#### Aim of the exercise
Every line holding the string "George" should be gathered.

**********

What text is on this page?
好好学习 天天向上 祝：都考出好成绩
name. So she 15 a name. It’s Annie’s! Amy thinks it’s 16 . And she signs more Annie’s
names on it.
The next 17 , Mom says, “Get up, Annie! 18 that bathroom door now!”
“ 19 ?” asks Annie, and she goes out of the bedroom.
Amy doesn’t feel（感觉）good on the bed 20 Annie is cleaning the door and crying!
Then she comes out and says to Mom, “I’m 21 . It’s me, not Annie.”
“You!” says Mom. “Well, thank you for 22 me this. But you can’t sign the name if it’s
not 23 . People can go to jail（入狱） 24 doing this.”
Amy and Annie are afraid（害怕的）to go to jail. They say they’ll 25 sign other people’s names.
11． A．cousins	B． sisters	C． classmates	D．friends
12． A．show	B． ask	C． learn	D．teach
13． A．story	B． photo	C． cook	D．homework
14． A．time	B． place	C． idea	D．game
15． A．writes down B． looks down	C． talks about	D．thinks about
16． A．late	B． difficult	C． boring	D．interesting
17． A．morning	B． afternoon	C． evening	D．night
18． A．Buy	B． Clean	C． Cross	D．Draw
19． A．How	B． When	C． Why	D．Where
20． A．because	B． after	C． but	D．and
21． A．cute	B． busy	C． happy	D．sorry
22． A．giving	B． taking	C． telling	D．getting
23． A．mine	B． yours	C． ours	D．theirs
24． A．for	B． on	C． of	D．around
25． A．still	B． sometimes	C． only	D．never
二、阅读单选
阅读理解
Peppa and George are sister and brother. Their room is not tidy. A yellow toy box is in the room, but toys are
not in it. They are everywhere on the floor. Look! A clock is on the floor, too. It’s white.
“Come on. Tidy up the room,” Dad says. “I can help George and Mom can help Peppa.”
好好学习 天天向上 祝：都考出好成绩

**********

#### Solution to this problem
Peppa and George are sister and brother. Their room is not tidy. A yellow toy box is in the room, but toys are
“Come on. Tidy up the room,” Dad says. “I can help George and Mom can help Peppa.”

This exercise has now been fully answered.